Copy out every row below word for word, but leave out the pictures.

===== PROVIDED DATA

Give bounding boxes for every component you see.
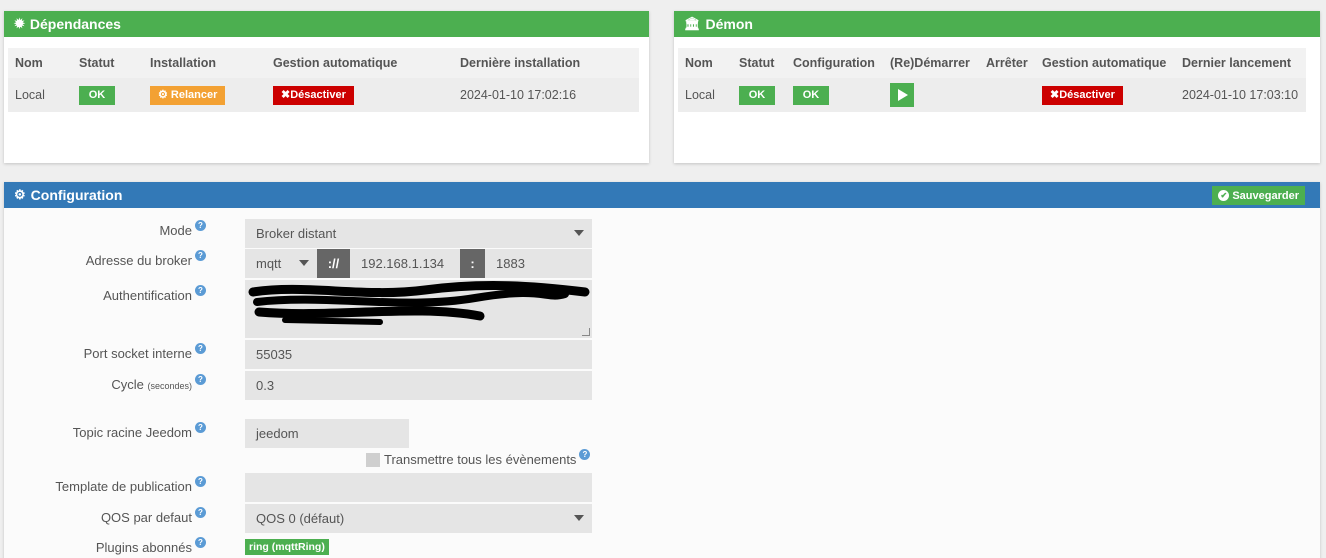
cycle-input[interactable]: 0.3: [245, 371, 592, 400]
configuration-header: ⚙ Configuration ✔ Sauvegarder: [4, 182, 1320, 208]
template-label: Template de publication: [55, 479, 192, 494]
close-icon: ✖: [281, 88, 291, 101]
chevron-down-icon: [299, 260, 309, 266]
stop-cell: [979, 78, 1035, 112]
relancer-button[interactable]: ⚙ Relancer: [150, 85, 226, 105]
dep-status-badge: OK: [79, 85, 115, 105]
col-gestion-auto: Gestion automatique: [1035, 48, 1175, 78]
cycle-label: Cycle: [111, 377, 144, 392]
broker-label: Adresse du broker: [85, 253, 192, 268]
help-icon[interactable]: ?: [195, 343, 206, 354]
help-icon[interactable]: ?: [579, 449, 591, 460]
col-gestion-auto: Gestion automatique: [266, 48, 453, 78]
col-configuration: Configuration: [786, 48, 883, 78]
chevron-down-icon: [574, 515, 584, 521]
auth-label: Authentification: [103, 288, 192, 303]
dep-name: Local: [8, 78, 72, 112]
plugin-badge: ring (mqttRing): [245, 539, 329, 555]
mode-select[interactable]: Broker distant: [245, 219, 592, 248]
play-icon: [898, 89, 908, 101]
col-dernier-lancement: Dernier lancement: [1175, 48, 1306, 78]
help-icon[interactable]: ?: [195, 374, 206, 385]
col-arreter: Arrêter: [979, 48, 1035, 78]
daemon-status-badge: OK: [739, 85, 775, 105]
check-circle-icon: ✔: [1218, 190, 1230, 201]
table-row: Local OK ⚙ Relancer ✖Désactiver 2024-01-…: [8, 78, 639, 112]
broker-protocol-select[interactable]: mqtt: [245, 249, 317, 278]
socket-port-input[interactable]: 55035: [245, 340, 592, 369]
topic-label: Topic racine Jeedom: [72, 425, 192, 440]
cycle-unit: (secondes): [147, 381, 192, 391]
transmit-all-label: Transmettre tous les évènements: [384, 452, 577, 467]
col-redemarrer: (Re)Démarrer: [883, 48, 979, 78]
help-icon[interactable]: ?: [195, 476, 206, 487]
restart-button[interactable]: [890, 83, 914, 107]
daemon-config-badge: OK: [793, 85, 829, 105]
broker-port-input[interactable]: 1883: [485, 249, 592, 278]
chevron-down-icon: [574, 230, 584, 236]
transmit-all-checkbox[interactable]: [366, 453, 380, 467]
dependencies-table: Nom Statut Installation Gestion automati…: [8, 48, 639, 112]
col-nom: Nom: [8, 48, 72, 78]
resize-handle[interactable]: [582, 328, 590, 336]
auth-textarea[interactable]: [245, 280, 592, 338]
help-icon[interactable]: ?: [195, 422, 206, 433]
broker-host-input[interactable]: 192.168.1.134: [350, 249, 460, 278]
daemon-last-launch: 2024-01-10 17:03:10: [1175, 78, 1306, 112]
dep-last-install: 2024-01-10 17:02:16: [453, 78, 639, 112]
help-icon[interactable]: ?: [195, 537, 206, 548]
col-derniere-installation: Dernière installation: [453, 48, 639, 78]
plugins-label: Plugins abonnés: [95, 540, 192, 555]
daemon-header: 🏛 Démon: [674, 11, 1320, 37]
dep-disable-auto-button[interactable]: ✖Désactiver: [273, 85, 354, 105]
topic-input[interactable]: jeedom: [245, 419, 409, 448]
qos-select[interactable]: QOS 0 (défaut): [245, 504, 592, 533]
bank-icon: 🏛: [684, 16, 701, 31]
configuration-form: Mode? Broker distant Adresse du broker? …: [4, 208, 1320, 558]
col-statut: Statut: [72, 48, 143, 78]
help-icon[interactable]: ?: [195, 285, 206, 296]
broker-separator-scheme: ://: [317, 249, 350, 278]
bicycle-icon: ⚙: [158, 88, 171, 101]
template-input[interactable]: [245, 473, 592, 502]
help-icon[interactable]: ?: [195, 250, 206, 261]
daemon-panel: 🏛 Démon Nom Statut Configuration (Re)Dém…: [674, 11, 1320, 163]
broker-separator-port: :: [460, 249, 485, 278]
daemon-title: Démon: [705, 16, 753, 32]
table-row: Local OK OK ✖Désactiver 2024-01-10 17:03…: [678, 78, 1306, 112]
help-icon[interactable]: ?: [195, 220, 206, 231]
configuration-panel: ⚙ Configuration ✔ Sauvegarder Mode? Brok…: [4, 182, 1320, 558]
dependencies-title: Dépendances: [29, 16, 121, 32]
close-icon: ✖: [1050, 88, 1060, 101]
daemon-table: Nom Statut Configuration (Re)Démarrer Ar…: [678, 48, 1306, 112]
cogs-icon: ⚙: [14, 187, 26, 202]
qos-label: QOS par defaut: [100, 510, 192, 525]
col-nom: Nom: [678, 48, 732, 78]
daemon-name: Local: [678, 78, 732, 112]
help-icon[interactable]: ?: [195, 507, 206, 518]
daemon-disable-auto-button[interactable]: ✖Désactiver: [1042, 85, 1123, 105]
col-statut: Statut: [732, 48, 786, 78]
mode-label: Mode: [159, 223, 192, 238]
col-installation: Installation: [143, 48, 266, 78]
dependencies-panel: ✹ Dépendances Nom Statut Installation Ge…: [4, 11, 649, 163]
dependencies-header: ✹ Dépendances: [4, 11, 649, 37]
save-button[interactable]: ✔ Sauvegarder: [1212, 186, 1305, 205]
socket-label: Port socket interne: [83, 346, 192, 361]
redaction-scribble: [248, 281, 590, 325]
gear-icon: ✹: [14, 16, 25, 31]
configuration-title: Configuration: [30, 187, 123, 203]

==========

- **RESPONSE**:
Give bounding boxes for every component you see.
cycle-input[interactable]: 0.3: [245, 371, 592, 400]
configuration-header: ⚙ Configuration ✔ Sauvegarder: [4, 182, 1320, 208]
template-label: Template de publication: [55, 479, 192, 494]
close-icon: ✖: [281, 88, 291, 101]
chevron-down-icon: [299, 260, 309, 266]
stop-cell: [979, 78, 1035, 112]
relancer-button[interactable]: ⚙ Relancer: [150, 85, 226, 105]
dep-status-badge: OK: [79, 85, 115, 105]
col-gestion-auto: Gestion automatique: [1035, 48, 1175, 78]
cycle-label: Cycle: [111, 377, 144, 392]
broker-label: Adresse du broker: [85, 253, 192, 268]
help-icon[interactable]: ?: [195, 343, 206, 354]
help-icon[interactable]: ?: [579, 449, 591, 460]
col-gestion-auto: Gestion automatique: [266, 48, 453, 78]
col-configuration: Configuration: [786, 48, 883, 78]
chevron-down-icon: [574, 515, 584, 521]
auth-label: Authentification: [103, 288, 192, 303]
dep-name: Local: [8, 78, 72, 112]
plugin-badge: ring (mqttRing): [245, 539, 329, 555]
mode-select[interactable]: Broker distant: [245, 219, 592, 248]
play-icon: [898, 89, 908, 101]
col-dernier-lancement: Dernier lancement: [1175, 48, 1306, 78]
help-icon[interactable]: ?: [195, 374, 206, 385]
col-arreter: Arrêter: [979, 48, 1035, 78]
daemon-status-badge: OK: [739, 85, 775, 105]
check-circle-icon: ✔: [1218, 190, 1230, 201]
table-row: Local OK ⚙ Relancer ✖Désactiver 2024-01-…: [8, 78, 639, 112]
broker-protocol-select[interactable]: mqtt: [245, 249, 317, 278]
socket-port-input[interactable]: 55035: [245, 340, 592, 369]
topic-label: Topic racine Jeedom: [72, 425, 192, 440]
cycle-unit: (secondes): [147, 381, 192, 391]
transmit-all-label: Transmettre tous les évènements: [384, 452, 577, 467]
col-redemarrer: (Re)Démarrer: [883, 48, 979, 78]
help-icon[interactable]: ?: [195, 476, 206, 487]
restart-button[interactable]: [890, 83, 914, 107]
daemon-config-badge: OK: [793, 85, 829, 105]
broker-port-input[interactable]: 1883: [485, 249, 592, 278]
chevron-down-icon: [574, 230, 584, 236]
transmit-all-checkbox[interactable]: [366, 453, 380, 467]
dependencies-table: Nom Statut Installation Gestion automati…: [8, 48, 639, 112]
col-nom: Nom: [8, 48, 72, 78]
resize-handle[interactable]: [582, 328, 590, 336]
auth-textarea[interactable]: [245, 280, 592, 338]
help-icon[interactable]: ?: [195, 422, 206, 433]
broker-host-input[interactable]: 192.168.1.134: [350, 249, 460, 278]
daemon-last-launch: 2024-01-10 17:03:10: [1175, 78, 1306, 112]
dep-last-install: 2024-01-10 17:02:16: [453, 78, 639, 112]
help-icon[interactable]: ?: [195, 537, 206, 548]
col-derniere-installation: Dernière installation: [453, 48, 639, 78]
plugins-label: Plugins abonnés: [95, 540, 192, 555]
daemon-header: 🏛 Démon: [674, 11, 1320, 37]
dep-disable-auto-button[interactable]: ✖Désactiver: [273, 85, 354, 105]
topic-input[interactable]: jeedom: [245, 419, 409, 448]
qos-select[interactable]: QOS 0 (défaut): [245, 504, 592, 533]
bank-icon: 🏛: [684, 16, 701, 31]
configuration-form: Mode? Broker distant Adresse du broker? …: [4, 208, 1320, 558]
col-statut: Statut: [72, 48, 143, 78]
help-icon[interactable]: ?: [195, 285, 206, 296]
broker-separator-scheme: ://: [317, 249, 350, 278]
bicycle-icon: ⚙: [158, 88, 171, 101]
template-input[interactable]: [245, 473, 592, 502]
help-icon[interactable]: ?: [195, 250, 206, 261]
daemon-panel: 🏛 Démon Nom Statut Configuration (Re)Dém…: [674, 11, 1320, 163]
broker-separator-port: :: [460, 249, 485, 278]
daemon-title: Démon: [705, 16, 753, 32]
table-row: Local OK OK ✖Désactiver 2024-01-10 17:03…: [678, 78, 1306, 112]
help-icon[interactable]: ?: [195, 220, 206, 231]
configuration-panel: ⚙ Configuration ✔ Sauvegarder Mode? Brok…: [4, 182, 1320, 558]
dependencies-title: Dépendances: [29, 16, 121, 32]
close-icon: ✖: [1050, 88, 1060, 101]
daemon-table: Nom Statut Configuration (Re)Démarrer Ar…: [678, 48, 1306, 112]
cogs-icon: ⚙: [14, 187, 26, 202]
qos-label: QOS par defaut: [100, 510, 192, 525]
col-nom: Nom: [678, 48, 732, 78]
daemon-name: Local: [678, 78, 732, 112]
help-icon[interactable]: ?: [195, 507, 206, 518]
daemon-disable-auto-button[interactable]: ✖Désactiver: [1042, 85, 1123, 105]
col-statut: Statut: [732, 48, 786, 78]
mode-label: Mode: [159, 223, 192, 238]
col-installation: Installation: [143, 48, 266, 78]
dependencies-panel: ✹ Dépendances Nom Statut Installation Ge…: [4, 11, 649, 163]
dependencies-header: ✹ Dépendances: [4, 11, 649, 37]
save-button[interactable]: ✔ Sauvegarder: [1212, 186, 1305, 205]
socket-label: Port socket interne: [83, 346, 192, 361]
redaction-scribble: [248, 281, 590, 325]
gear-icon: ✹: [14, 16, 25, 31]
configuration-title: Configuration: [30, 187, 123, 203]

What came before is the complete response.